__Source passage__.
· · ·
Industrial enclosure help needed

wgs

New Member
Has anyone got any experience of enclosures for PICAXE projects? I need a metal box with connectors or terminals on the outside, and it needs to be somthing that stands a chance of meeting EMC regulations and passing CE testing. What I am really looking for is someone to supply enclosures for me, probably about 10. Anyone up for the challenge?
 

hippy

Ex-Staff (retired)
Most metal boxes should help provide EMC compliance but it's probably more about what RF leaks out the box through holes and via connectors and cables and that likely comes down to circuit design and filtering on signals and cabling not the box itself.

In previous employment I worked for a company which manufactured finished electrical product. We'd design an enclosure which suited the product, assemble and send for EMC / CE conformance testing, read the reports, fix whatever needed to be fixed. I don't recall there were many problems, and don't recall any being down to enclosure design or would have been solved by changing the enclosure itself.

The only significant problem we did have was EMC on power leads and that was fixed by changing the mains filtering on the PCB. That was discovered in the first EMC / CE tests we ever did and was never a problem after that.
· · ·
__Stored rows__.

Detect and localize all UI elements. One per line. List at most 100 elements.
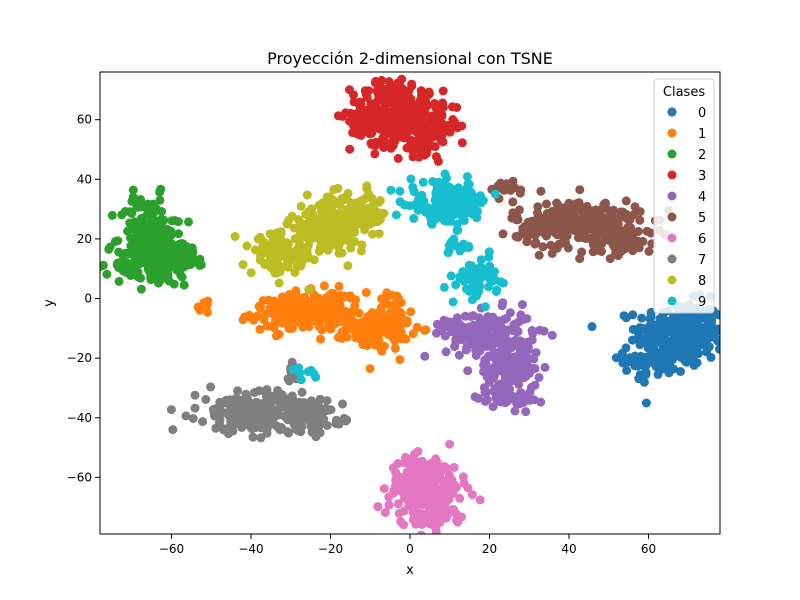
- point-class-9: [417, 190, 427, 200]
- point-class-7: [166, 405, 176, 415]
- point-class-9: [456, 207, 465, 217]
- point-class-1: [335, 312, 345, 321]
- point-class-8: [274, 278, 284, 288]
- point-class-9: [453, 225, 463, 235]
- point-class-6: [444, 495, 454, 505]
- point-class-3: [377, 75, 387, 85]
- point-class-8: [345, 205, 355, 215]
- point-class-0: [611, 353, 621, 363]
- point-class-4: [482, 341, 492, 351]
- point-class-6: [389, 488, 399, 498]
- point-class-4: [474, 313, 484, 323]
- point-class-5: [534, 250, 544, 260]
- point-class-1: [203, 307, 212, 317]
- point-class-4: [534, 373, 544, 382]
- point-class-5: [626, 243, 636, 253]
- point-class-3: [350, 111, 360, 121]
- point-class-9: [460, 243, 470, 253]
- point-class-6: [467, 490, 477, 500]
- legend-item-1: 1: [667, 127, 706, 142]
- point-class-1: [268, 301, 278, 311]
- point-class-1: [371, 309, 381, 319]
- point-class-8: [368, 229, 378, 239]
- point-class-5: [623, 213, 633, 223]
- point-class-0: [715, 310, 720, 320]
- point-class-1: [322, 306, 332, 316]
- y-tick-label: −20: [67, 351, 92, 365]
- point-class-4: [499, 314, 509, 324]
- point-class-3: [367, 139, 377, 149]
- point-class-8: [287, 211, 297, 221]
- point-class-0: [645, 314, 655, 324]
- point-class-5: [560, 204, 570, 214]
- point-class-7: [290, 410, 300, 419]
- point-class-5: [597, 239, 607, 249]
- point-class-9: [296, 375, 306, 385]
- point-class-1: [290, 304, 300, 314]
- point-class-9: [418, 177, 428, 187]
- point-class-2: [187, 243, 197, 253]
- point-class-5: [621, 196, 631, 206]
- point-class-2: [137, 258, 147, 268]
- point-class-3: [433, 156, 443, 166]
- point-class-8: [363, 191, 373, 201]
- point-class-3: [405, 135, 415, 145]
- point-class-9: [462, 185, 472, 195]
- point-class-6: [410, 449, 420, 459]
- point-class-6: [399, 506, 409, 516]
- point-class-7: [321, 404, 331, 414]
- x-tick-label: 0: [406, 542, 414, 556]
- legend-item-3: 3: [667, 169, 706, 184]
- point-class-1: [394, 326, 404, 336]
- point-class-0: [726, 327, 735, 336]
- point-class-9: [288, 365, 298, 374]
- point-class-6: [455, 493, 465, 503]
- point-class-9: [386, 185, 396, 195]
- y-tick-label: −40: [67, 411, 92, 425]
- point-class-6: [408, 506, 418, 516]
- point-class-8: [326, 202, 336, 212]
- point-class-4: [501, 336, 511, 346]
- point-class-4: [439, 318, 449, 328]
- point-class-7: [190, 390, 200, 400]
- point-class-3: [426, 141, 436, 151]
- point-class-4: [466, 312, 476, 321]
- point-class-6: [435, 490, 444, 500]
- point-class-9: [462, 284, 471, 294]
- point-class-8: [282, 238, 292, 248]
- point-class-3: [398, 133, 408, 143]
- point-class-4: [522, 337, 532, 347]
- y-tick-label: 60: [77, 113, 92, 127]
- point-class-0: [638, 334, 647, 344]
- point-class-8: [246, 268, 256, 278]
- point-class-5: [531, 238, 541, 248]
- point-class-8: [362, 184, 372, 193]
- legend-marker: [667, 149, 677, 159]
- point-class-0: [645, 324, 655, 334]
- point-class-1: [195, 305, 205, 315]
- point-class-5: [575, 254, 585, 264]
- point-class-7: [190, 403, 200, 413]
- point-class-0: [689, 360, 699, 370]
- point-class-1: [319, 281, 329, 291]
- point-class-8: [230, 232, 240, 241]
- point-class-9: [488, 276, 498, 286]
- point-class-4: [517, 300, 527, 310]
- point-class-1: [408, 329, 418, 339]
- point-class-6: [445, 439, 455, 449]
- point-class-7: [338, 399, 347, 409]
- point-class-5: [547, 249, 557, 258]
- point-class-8: [329, 239, 339, 249]
- legend-item-5: 5: [667, 211, 706, 226]
- point-class-0: [676, 367, 685, 376]
- point-class-2: [163, 271, 173, 281]
- point-class-3: [393, 153, 403, 163]
- point-class-8: [372, 217, 382, 227]
- point-class-8: [356, 246, 366, 256]
- point-class-3: [396, 83, 406, 93]
- point-class-8: [320, 243, 330, 253]
- point-class-6: [435, 517, 445, 527]
- point-class-1: [342, 332, 352, 342]
- point-class-1: [326, 290, 336, 300]
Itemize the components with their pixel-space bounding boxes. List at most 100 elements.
· · ·
__Instructions to follow__.
Please transcribe the forum thread on industrial enclosures word for word, from its title to its last sentence.

__Full response__.
Industrial enclosure help needed

wgs

New Member
Has anyone got any experience of enclosures for PICAXE projects? I need a metal box with connectors or terminals on the outside, and it needs to be somthing that stands a chance of meeting EMC regulations and passing CE testing. What I am really looking for is someone to supply enclosures for me, probably about 10. Anyone up for the challenge?
 

hippy

Ex-Staff (retired)
Most metal boxes should help provide EMC compliance but it's probably more about what RF leaks out the box through holes and via connectors and cables and that likely comes down to circuit design and filtering on signals and cabling not the box itself.

In previous employment I worked for a company which manufactured finished electrical product. We'd design an enclosure which suited the product, assemble and send for EMC / CE conformance testing, read the reports, fix whatever needed to be fixed. I don't recall there were many problems, and don't recall any being down to enclosure design or would have been solved by changing the enclosure itself.

The only significant problem we did have was EMC on power leads and that was fixed by changing the mains filtering on the PCB. That was discovered in the first EMC / CE tests we ever did and was never a problem after that.